## [Short problem]
From the listing below, pick out each line with the word "Date".

## [Input records]

>> BEGIN

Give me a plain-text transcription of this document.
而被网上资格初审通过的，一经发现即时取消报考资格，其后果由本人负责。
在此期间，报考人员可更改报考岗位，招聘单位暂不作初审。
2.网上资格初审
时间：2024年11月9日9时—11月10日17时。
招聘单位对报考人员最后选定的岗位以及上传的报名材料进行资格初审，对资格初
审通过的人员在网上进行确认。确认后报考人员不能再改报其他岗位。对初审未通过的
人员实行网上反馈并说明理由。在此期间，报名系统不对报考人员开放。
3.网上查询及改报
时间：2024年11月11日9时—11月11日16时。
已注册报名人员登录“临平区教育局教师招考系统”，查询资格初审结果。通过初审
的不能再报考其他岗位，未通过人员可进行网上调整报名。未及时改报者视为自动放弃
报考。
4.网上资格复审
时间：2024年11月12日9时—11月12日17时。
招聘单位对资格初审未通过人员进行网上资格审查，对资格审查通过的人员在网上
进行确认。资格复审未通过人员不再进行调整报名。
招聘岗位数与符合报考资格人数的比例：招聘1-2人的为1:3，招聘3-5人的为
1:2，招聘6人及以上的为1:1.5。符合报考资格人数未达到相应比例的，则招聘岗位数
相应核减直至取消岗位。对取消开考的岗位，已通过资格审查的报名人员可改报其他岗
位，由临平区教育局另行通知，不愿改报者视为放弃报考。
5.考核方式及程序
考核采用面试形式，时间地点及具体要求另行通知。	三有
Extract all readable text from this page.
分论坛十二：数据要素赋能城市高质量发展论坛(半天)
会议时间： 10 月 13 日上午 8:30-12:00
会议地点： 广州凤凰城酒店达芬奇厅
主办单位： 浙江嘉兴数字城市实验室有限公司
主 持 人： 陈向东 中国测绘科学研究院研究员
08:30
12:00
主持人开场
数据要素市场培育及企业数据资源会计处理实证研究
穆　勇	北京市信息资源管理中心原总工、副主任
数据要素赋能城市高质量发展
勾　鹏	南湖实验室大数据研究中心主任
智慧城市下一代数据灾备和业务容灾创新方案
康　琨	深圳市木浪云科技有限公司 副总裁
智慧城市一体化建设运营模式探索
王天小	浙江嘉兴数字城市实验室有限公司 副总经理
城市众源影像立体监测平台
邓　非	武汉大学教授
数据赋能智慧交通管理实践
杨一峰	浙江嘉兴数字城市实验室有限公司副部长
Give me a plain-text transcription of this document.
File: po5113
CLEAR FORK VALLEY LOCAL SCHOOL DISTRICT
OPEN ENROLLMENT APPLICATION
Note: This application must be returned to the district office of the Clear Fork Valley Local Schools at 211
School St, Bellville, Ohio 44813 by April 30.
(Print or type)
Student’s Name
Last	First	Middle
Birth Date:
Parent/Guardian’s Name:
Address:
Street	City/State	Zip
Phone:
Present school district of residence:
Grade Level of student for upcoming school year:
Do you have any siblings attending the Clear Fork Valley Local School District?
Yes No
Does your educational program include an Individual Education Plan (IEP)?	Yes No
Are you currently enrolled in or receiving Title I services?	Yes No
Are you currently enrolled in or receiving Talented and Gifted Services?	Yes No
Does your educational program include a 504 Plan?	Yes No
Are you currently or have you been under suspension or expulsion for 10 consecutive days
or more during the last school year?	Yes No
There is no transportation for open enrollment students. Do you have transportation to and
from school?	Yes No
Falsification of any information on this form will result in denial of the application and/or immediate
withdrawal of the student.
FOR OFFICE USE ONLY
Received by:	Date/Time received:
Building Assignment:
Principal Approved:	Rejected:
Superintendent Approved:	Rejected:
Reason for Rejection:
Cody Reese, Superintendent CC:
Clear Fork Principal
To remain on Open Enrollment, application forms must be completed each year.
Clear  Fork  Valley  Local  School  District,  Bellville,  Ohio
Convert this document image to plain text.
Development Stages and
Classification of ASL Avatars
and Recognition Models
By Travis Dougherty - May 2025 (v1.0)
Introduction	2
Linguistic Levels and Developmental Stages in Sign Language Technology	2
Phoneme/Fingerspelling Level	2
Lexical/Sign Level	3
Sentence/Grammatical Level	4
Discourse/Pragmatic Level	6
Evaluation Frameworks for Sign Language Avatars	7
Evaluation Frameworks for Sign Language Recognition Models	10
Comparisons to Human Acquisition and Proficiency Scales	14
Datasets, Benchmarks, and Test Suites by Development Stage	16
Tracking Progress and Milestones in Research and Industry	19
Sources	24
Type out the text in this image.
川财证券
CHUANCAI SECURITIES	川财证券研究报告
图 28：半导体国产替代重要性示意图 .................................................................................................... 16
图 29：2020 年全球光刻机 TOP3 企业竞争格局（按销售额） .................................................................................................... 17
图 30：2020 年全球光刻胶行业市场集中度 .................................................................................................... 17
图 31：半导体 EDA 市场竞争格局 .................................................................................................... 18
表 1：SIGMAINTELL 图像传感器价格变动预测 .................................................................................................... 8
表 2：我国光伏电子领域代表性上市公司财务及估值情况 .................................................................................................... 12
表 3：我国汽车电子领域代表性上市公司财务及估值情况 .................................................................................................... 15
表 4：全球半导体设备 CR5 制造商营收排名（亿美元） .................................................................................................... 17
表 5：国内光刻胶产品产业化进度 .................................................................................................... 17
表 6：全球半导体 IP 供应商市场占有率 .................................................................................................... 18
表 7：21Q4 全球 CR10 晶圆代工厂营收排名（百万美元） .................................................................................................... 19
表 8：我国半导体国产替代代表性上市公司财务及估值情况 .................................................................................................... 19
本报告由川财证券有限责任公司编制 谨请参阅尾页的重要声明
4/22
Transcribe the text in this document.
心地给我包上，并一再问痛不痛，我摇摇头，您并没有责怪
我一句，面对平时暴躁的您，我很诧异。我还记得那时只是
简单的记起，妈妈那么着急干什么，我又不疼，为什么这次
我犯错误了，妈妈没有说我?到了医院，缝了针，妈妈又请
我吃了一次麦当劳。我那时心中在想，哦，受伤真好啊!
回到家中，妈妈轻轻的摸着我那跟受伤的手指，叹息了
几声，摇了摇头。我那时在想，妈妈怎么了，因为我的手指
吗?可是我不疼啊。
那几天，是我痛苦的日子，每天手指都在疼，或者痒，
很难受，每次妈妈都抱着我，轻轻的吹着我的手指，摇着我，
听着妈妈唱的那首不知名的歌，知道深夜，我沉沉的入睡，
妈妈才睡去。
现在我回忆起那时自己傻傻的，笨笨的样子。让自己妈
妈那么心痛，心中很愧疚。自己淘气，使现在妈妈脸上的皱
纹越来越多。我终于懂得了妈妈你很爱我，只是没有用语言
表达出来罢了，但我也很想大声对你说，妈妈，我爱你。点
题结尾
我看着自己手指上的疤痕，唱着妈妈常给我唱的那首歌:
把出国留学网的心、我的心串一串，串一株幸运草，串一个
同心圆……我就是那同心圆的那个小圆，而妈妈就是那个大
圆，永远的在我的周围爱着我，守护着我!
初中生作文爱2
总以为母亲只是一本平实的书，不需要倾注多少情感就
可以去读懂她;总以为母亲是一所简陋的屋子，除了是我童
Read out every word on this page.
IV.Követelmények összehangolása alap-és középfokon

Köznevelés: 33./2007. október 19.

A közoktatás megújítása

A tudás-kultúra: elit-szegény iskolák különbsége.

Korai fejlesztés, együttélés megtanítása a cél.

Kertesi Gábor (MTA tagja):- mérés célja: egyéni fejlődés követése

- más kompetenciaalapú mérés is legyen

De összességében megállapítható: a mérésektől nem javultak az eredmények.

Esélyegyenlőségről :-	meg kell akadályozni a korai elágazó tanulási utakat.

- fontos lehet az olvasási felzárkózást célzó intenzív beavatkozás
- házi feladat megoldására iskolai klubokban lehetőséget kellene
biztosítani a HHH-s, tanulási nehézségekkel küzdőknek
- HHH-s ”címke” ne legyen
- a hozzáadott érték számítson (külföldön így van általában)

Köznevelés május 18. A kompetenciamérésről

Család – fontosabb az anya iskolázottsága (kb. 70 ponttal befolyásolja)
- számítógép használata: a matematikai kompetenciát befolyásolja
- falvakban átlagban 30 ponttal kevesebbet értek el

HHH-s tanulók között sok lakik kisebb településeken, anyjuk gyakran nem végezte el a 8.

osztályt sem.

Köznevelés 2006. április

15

>> END

## [Reply]
Birth Date:
Received by:	Date/Time received:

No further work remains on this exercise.